─── RECORDED DATA ───

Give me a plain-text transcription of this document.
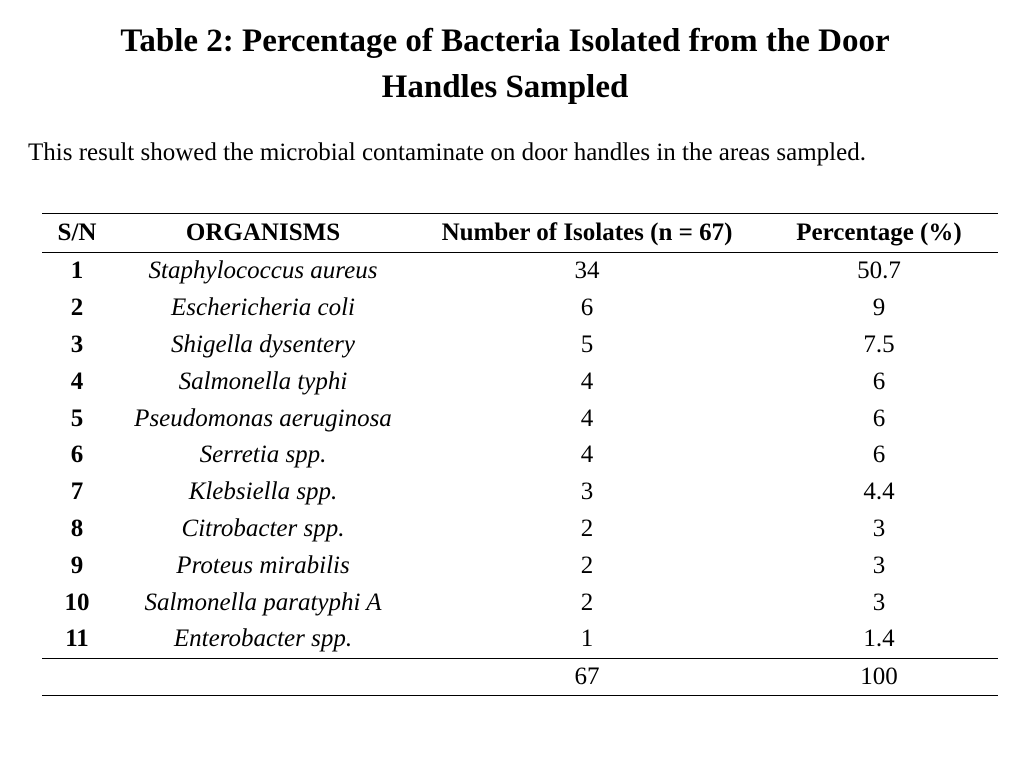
Table 2: Percentage of Bacteria Isolated from the Door
Handles Sampled
This result showed the microbial contaminate on door handles in the areas sampled.
S/N	ORGANISMS	Number of Isolates (n = 67)	Percentage (%)
1	Staphylococcus aureus	34	50.7
2	Eschericheria coli	6	9
3	Shigella dysentery	5	7.5
4	Salmonella typhi	4	6
5	Pseudomonas aeruginosa	4	6
6	Serretia spp.	4	6
7	Klebsiella spp.	3	4.4
8	Citrobacter spp.	2	3
9	Proteus mirabilis	2	3
10	Salmonella paratyphi A	2	3
11	Enterobacter spp.	1	1.4
		67	100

───

WHAT IS EXPECTED:
Omitting all pictures, reproduce the records above in their entirety.

EXERCISE RESPONSE:
Give me a plain-text transcription of this document.
Table 2: Percentage of Bacteria Isolated from the Door
Handles Sampled
This result showed the microbial contaminate on door handles in the areas sampled.
S/N	ORGANISMS	Number of Isolates (n = 67)	Percentage (%)
1	Staphylococcus aureus	34	50.7
2	Eschericheria coli	6	9
3	Shigella dysentery	5	7.5
4	Salmonella typhi	4	6
5	Pseudomonas aeruginosa	4	6
6	Serretia spp.	4	6
7	Klebsiella spp.	3	4.4
8	Citrobacter spp.	2	3
9	Proteus mirabilis	2	3
10	Salmonella paratyphi A	2	3
11	Enterobacter spp.	1	1.4
		67	100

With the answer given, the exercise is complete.